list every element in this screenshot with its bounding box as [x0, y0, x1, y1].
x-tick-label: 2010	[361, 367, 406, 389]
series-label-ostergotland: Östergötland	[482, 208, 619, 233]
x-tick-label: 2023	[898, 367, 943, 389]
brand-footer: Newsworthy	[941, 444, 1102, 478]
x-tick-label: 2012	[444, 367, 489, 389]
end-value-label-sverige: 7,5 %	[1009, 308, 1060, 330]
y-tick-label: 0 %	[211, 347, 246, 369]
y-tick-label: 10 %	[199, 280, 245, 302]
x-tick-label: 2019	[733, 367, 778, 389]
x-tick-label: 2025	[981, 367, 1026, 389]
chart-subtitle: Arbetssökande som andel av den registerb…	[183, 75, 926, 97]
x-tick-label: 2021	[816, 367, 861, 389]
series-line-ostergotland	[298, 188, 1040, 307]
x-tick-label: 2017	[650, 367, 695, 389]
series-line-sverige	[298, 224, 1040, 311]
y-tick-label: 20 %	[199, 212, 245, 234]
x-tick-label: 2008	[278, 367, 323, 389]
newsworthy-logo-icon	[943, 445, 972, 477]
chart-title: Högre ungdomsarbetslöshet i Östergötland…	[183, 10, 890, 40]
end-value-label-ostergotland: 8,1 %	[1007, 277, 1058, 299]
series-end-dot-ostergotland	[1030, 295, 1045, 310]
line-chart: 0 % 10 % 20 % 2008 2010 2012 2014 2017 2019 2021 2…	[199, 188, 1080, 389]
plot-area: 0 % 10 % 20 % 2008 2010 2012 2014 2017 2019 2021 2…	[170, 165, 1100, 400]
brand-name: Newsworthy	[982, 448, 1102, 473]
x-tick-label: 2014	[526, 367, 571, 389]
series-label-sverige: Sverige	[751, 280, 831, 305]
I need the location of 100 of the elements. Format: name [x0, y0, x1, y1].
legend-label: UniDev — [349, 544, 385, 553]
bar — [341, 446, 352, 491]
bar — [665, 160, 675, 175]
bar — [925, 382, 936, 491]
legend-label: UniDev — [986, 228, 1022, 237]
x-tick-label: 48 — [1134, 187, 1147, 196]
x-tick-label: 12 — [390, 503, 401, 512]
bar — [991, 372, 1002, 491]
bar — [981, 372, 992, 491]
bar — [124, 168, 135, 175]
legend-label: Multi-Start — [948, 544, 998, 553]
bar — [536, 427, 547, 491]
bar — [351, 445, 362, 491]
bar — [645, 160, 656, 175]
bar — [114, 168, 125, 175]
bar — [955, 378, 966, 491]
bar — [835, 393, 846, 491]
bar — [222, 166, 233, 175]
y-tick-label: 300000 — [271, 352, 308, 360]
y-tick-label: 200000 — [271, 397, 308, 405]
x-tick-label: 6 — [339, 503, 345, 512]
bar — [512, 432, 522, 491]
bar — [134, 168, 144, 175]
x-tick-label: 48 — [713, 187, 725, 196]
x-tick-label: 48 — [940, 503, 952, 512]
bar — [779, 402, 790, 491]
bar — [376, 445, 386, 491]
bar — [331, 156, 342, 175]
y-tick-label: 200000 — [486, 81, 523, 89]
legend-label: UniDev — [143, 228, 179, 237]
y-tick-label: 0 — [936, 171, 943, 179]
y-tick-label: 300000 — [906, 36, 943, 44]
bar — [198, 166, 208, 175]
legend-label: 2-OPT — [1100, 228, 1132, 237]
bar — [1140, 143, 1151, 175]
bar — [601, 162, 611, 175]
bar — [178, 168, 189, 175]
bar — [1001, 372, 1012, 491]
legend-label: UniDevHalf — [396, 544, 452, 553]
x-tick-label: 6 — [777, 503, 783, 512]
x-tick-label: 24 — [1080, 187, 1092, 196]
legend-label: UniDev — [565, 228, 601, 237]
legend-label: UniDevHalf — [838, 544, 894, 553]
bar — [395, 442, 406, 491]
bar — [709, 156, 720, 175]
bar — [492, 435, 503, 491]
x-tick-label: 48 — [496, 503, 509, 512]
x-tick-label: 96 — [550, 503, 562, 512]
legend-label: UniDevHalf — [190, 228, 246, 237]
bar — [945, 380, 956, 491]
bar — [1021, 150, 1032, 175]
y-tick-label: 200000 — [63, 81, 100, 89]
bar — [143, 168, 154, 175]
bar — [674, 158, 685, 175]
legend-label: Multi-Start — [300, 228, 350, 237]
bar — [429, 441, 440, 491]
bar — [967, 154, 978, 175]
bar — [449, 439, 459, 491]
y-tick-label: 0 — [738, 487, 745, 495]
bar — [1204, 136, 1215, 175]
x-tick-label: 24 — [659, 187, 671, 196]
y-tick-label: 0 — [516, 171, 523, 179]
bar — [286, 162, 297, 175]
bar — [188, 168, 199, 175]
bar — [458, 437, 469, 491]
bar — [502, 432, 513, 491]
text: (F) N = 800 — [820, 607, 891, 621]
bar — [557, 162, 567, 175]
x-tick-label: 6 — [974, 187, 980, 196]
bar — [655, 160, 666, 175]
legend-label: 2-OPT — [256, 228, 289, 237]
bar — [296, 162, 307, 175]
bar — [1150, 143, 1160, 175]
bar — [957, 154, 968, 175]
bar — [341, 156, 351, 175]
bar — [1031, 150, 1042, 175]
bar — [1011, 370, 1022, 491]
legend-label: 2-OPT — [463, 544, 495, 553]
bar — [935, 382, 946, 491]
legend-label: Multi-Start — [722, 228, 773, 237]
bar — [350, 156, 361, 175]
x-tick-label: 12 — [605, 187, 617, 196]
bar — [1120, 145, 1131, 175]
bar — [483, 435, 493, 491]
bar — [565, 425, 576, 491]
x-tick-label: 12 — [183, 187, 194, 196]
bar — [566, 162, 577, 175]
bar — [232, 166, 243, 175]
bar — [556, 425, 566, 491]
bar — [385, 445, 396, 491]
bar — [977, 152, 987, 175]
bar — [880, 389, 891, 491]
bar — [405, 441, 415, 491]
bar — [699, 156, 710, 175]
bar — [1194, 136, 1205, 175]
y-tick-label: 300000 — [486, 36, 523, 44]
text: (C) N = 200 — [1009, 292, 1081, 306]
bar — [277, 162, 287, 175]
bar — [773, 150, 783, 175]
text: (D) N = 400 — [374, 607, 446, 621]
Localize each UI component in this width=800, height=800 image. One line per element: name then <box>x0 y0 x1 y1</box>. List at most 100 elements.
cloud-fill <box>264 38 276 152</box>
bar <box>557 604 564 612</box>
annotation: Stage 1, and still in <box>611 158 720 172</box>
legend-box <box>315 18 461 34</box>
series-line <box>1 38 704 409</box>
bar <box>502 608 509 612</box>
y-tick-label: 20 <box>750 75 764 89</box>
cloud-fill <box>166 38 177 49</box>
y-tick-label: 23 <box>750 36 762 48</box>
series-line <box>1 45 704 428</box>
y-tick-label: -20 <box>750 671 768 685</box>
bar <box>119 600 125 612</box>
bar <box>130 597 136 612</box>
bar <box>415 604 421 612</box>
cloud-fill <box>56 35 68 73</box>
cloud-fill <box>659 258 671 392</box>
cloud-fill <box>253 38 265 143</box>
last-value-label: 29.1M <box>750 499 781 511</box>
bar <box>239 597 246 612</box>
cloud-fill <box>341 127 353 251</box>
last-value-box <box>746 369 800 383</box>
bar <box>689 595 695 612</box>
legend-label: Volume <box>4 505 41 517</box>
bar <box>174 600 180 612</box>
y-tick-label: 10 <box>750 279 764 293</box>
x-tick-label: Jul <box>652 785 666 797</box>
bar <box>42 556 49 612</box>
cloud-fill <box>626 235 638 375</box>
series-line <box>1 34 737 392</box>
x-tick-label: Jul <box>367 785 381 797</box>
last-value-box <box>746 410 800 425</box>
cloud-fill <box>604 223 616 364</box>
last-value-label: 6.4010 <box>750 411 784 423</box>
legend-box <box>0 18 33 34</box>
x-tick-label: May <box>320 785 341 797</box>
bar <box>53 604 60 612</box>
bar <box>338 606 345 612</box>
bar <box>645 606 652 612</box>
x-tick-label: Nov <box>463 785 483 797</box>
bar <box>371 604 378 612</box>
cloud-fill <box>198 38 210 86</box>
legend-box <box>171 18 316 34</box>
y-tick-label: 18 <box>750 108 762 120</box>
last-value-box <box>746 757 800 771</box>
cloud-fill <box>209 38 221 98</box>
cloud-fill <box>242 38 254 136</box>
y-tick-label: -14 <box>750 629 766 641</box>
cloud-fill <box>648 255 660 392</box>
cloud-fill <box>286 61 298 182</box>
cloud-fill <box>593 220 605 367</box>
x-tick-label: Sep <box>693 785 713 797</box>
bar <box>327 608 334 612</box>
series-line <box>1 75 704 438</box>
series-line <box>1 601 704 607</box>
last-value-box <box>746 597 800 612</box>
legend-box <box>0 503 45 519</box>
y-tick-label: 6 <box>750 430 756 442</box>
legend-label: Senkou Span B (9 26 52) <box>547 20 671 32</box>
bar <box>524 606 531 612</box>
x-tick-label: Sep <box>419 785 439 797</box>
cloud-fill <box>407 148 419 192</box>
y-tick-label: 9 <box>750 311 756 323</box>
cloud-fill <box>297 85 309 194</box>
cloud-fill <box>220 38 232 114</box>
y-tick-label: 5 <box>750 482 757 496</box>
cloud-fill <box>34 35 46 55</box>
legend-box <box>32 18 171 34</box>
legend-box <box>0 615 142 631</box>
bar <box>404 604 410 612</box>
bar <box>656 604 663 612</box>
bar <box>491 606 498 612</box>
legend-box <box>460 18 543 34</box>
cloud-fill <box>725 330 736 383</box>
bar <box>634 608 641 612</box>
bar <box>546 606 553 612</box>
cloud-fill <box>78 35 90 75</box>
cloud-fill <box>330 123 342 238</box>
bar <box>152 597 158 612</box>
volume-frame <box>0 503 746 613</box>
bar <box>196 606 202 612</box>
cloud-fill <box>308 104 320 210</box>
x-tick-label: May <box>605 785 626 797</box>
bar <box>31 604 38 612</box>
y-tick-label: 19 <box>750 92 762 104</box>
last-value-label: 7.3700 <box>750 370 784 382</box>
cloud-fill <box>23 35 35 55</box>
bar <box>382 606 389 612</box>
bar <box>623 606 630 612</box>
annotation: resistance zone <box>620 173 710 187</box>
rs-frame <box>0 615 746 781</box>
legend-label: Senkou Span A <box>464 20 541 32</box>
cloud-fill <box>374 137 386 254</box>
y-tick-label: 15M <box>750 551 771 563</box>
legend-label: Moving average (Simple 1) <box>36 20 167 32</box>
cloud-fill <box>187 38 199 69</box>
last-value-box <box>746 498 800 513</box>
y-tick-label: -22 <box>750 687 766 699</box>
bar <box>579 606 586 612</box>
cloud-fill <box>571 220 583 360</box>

* Request: Reproduce the entries word for word, from the first line up to and including the line that contains "280, 831, 305]".

* Solution:
list every element in this screenshot with its bounding box as [x0, y0, x1, y1].
x-tick-label: 2010	[361, 367, 406, 389]
series-label-ostergotland: Östergötland	[482, 208, 619, 233]
x-tick-label: 2023	[898, 367, 943, 389]
brand-footer: Newsworthy	[941, 444, 1102, 478]
x-tick-label: 2012	[444, 367, 489, 389]
end-value-label-sverige: 7,5 %	[1009, 308, 1060, 330]
y-tick-label: 0 %	[211, 347, 246, 369]
y-tick-label: 10 %	[199, 280, 245, 302]
x-tick-label: 2019	[733, 367, 778, 389]
x-tick-label: 2025	[981, 367, 1026, 389]
chart-subtitle: Arbetssökande som andel av den registerb…	[183, 75, 926, 97]
x-tick-label: 2021	[816, 367, 861, 389]
series-line-ostergotland	[298, 188, 1040, 307]
x-tick-label: 2017	[650, 367, 695, 389]
series-line-sverige	[298, 224, 1040, 311]
y-tick-label: 20 %	[199, 212, 245, 234]
x-tick-label: 2008	[278, 367, 323, 389]
newsworthy-logo-icon	[943, 445, 972, 477]
chart-title: Högre ungdomsarbetslöshet i Östergötland…	[183, 10, 890, 40]
end-value-label-ostergotland: 8,1 %	[1007, 277, 1058, 299]
series-end-dot-ostergotland	[1030, 295, 1045, 310]
line-chart: 0 % 10 % 20 % 2008 2010 2012 2014 2017 2019 2021 2…	[199, 188, 1080, 389]
plot-area: 0 % 10 % 20 % 2008 2010 2012 2014 2017 2019 2021 2…	[170, 165, 1100, 400]
brand-name: Newsworthy	[982, 448, 1102, 473]
x-tick-label: 2014	[526, 367, 571, 389]
series-label-sverige: Sverige	[751, 280, 831, 305]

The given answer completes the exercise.